(Lines of data)
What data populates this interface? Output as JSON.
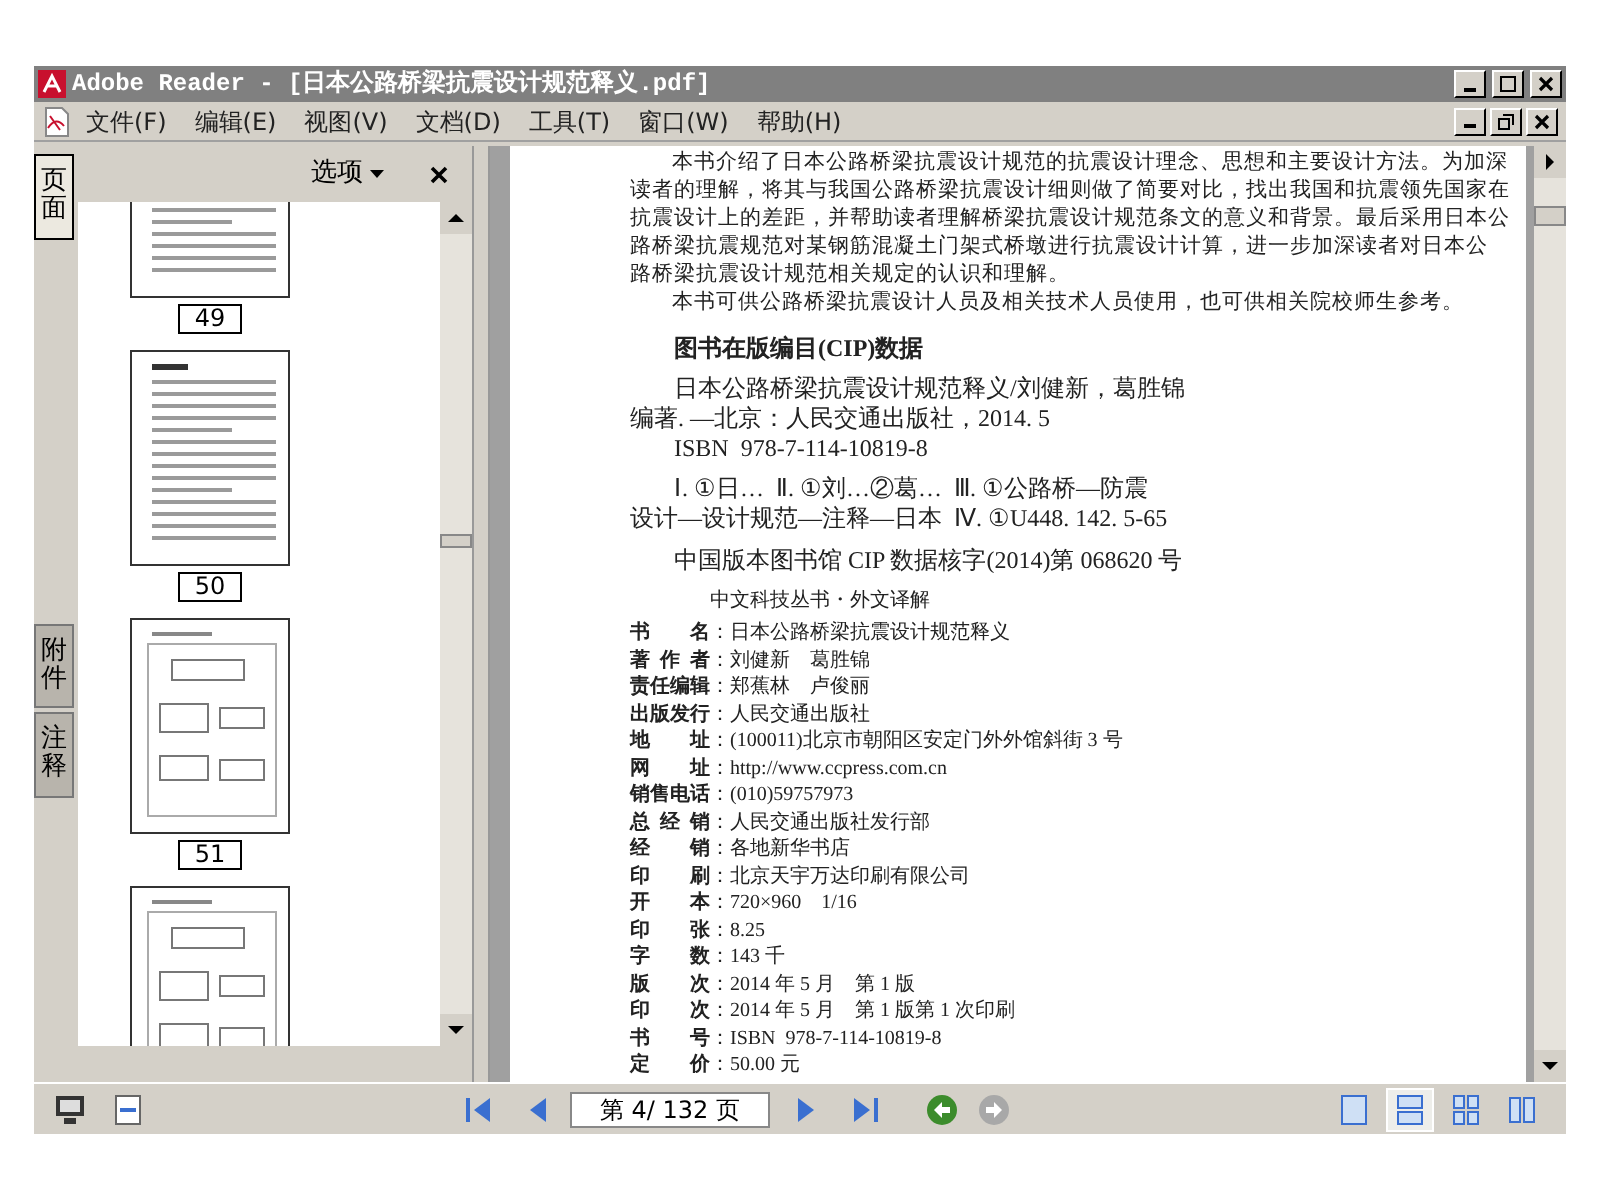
{
  "window": {
    "title": "Adobe Reader - [日本公路桥梁抗震设计规范释义.pdf]"
  },
  "menu": [
    {
      "label": "文件(F)"
    },
    {
      "label": "编辑(E)"
    },
    {
      "label": "视图(V)"
    },
    {
      "label": "文档(D)"
    },
    {
      "label": "工具(T)"
    },
    {
      "label": "窗口(W)"
    },
    {
      "label": "帮助(H)"
    }
  ],
  "side_tabs": [
    {
      "label": "页面",
      "selected": true
    },
    {
      "label": "附件",
      "selected": false
    },
    {
      "label": "注释",
      "selected": false
    }
  ],
  "panel": {
    "options": "选项"
  },
  "thumbnails": [
    {
      "kind": "text",
      "label": "49"
    },
    {
      "kind": "text",
      "label": "50"
    },
    {
      "kind": "figure",
      "label": "51"
    },
    {
      "kind": "figure"
    }
  ],
  "document": {
    "paragraph_lines": [
      "本书介绍了日本公路桥梁抗震设计规范的抗震设计理念、思想和主要设计方法。为加深",
      "读者的理解，将其与我国公路桥梁抗震设计细则做了简要对比，找出我国和抗震领先国家在",
      "抗震设计上的差距，并帮助读者理解桥梁抗震设计规范条文的意义和背景。最后采用日本公",
      "路桥梁抗震规范对某钢筋混凝土门架式桥墩进行抗震设计计算，进一步加深读者对日本公",
      "路桥梁抗震设计规范相关规定的认识和理解。",
      "本书可供公路桥梁抗震设计人员及相关技术人员使用，也可供相关院校师生参考。"
    ],
    "cip_heading": "图书在版编目(CIP)数据",
    "cip_lines": [
      {
        "text": "日本公路桥梁抗震设计规范释义/刘健新，葛胜锦",
        "indent": true
      },
      {
        "text": "编著. —北京：人民交通出版社，2014. 5",
        "indent": false
      },
      {
        "text": "ISBN  978-7-114-10819-8",
        "indent": true
      },
      {
        "text": "Ⅰ. ①日…  Ⅱ. ①刘…②葛…  Ⅲ. ①公路桥—防震",
        "indent": true
      },
      {
        "text": "设计—设计规范—注释—日本  Ⅳ. ①U448. 142. 5-65",
        "indent": false
      }
    ],
    "cip_number": "中国版本图书馆 CIP 数据核字(2014)第 068620 号",
    "series": "中文科技丛书・外文译解",
    "rows": [
      {
        "label": "书 名",
        "value": "：日本公路桥梁抗震设计规范释义"
      },
      {
        "label": "著 作 者",
        "value": "：刘健新　葛胜锦"
      },
      {
        "label": "责任编辑",
        "value": "：郑蕉林　卢俊丽"
      },
      {
        "label": "出版发行",
        "value": "：人民交通出版社"
      },
      {
        "label": "地 址",
        "value": "：(100011)北京市朝阳区安定门外外馆斜街 3 号"
      },
      {
        "label": "网 址",
        "value": "：http://www.ccpress.com.cn"
      },
      {
        "label": "销售电话",
        "value": "：(010)59757973"
      },
      {
        "label": "总 经 销",
        "value": "：人民交通出版社发行部"
      },
      {
        "label": "经 销",
        "value": "：各地新华书店"
      },
      {
        "label": "印 刷",
        "value": "：北京天宇万达印刷有限公司"
      },
      {
        "label": "开 本",
        "value": "：720×960　1/16"
      },
      {
        "label": "印 张",
        "value": "：8.25"
      },
      {
        "label": "字 数",
        "value": "：143 千"
      },
      {
        "label": "版 次",
        "value": "：2014 年 5 月　第 1 版"
      },
      {
        "label": "印 次",
        "value": "：2014 年 5 月　第 1 版第 1 次印刷"
      },
      {
        "label": "书 号",
        "value": "：ISBN  978-7-114-10819-8"
      },
      {
        "label": "定 价",
        "value": "：50.00 元"
      }
    ]
  },
  "toolbar": {
    "page_field": "第 4/ 132 页",
    "history": [
      {
        "disabled": false
      },
      {
        "disabled": true
      }
    ],
    "view_modes": [
      {
        "selected": false
      },
      {
        "selected": true
      },
      {
        "selected": false
      },
      {
        "selected": false
      }
    ]
  }
}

## DIRECTIVE:
Going through the entries above, report how many lines include the string "text". The number alone is the answer.

## EXERCISE SOLUTION:
7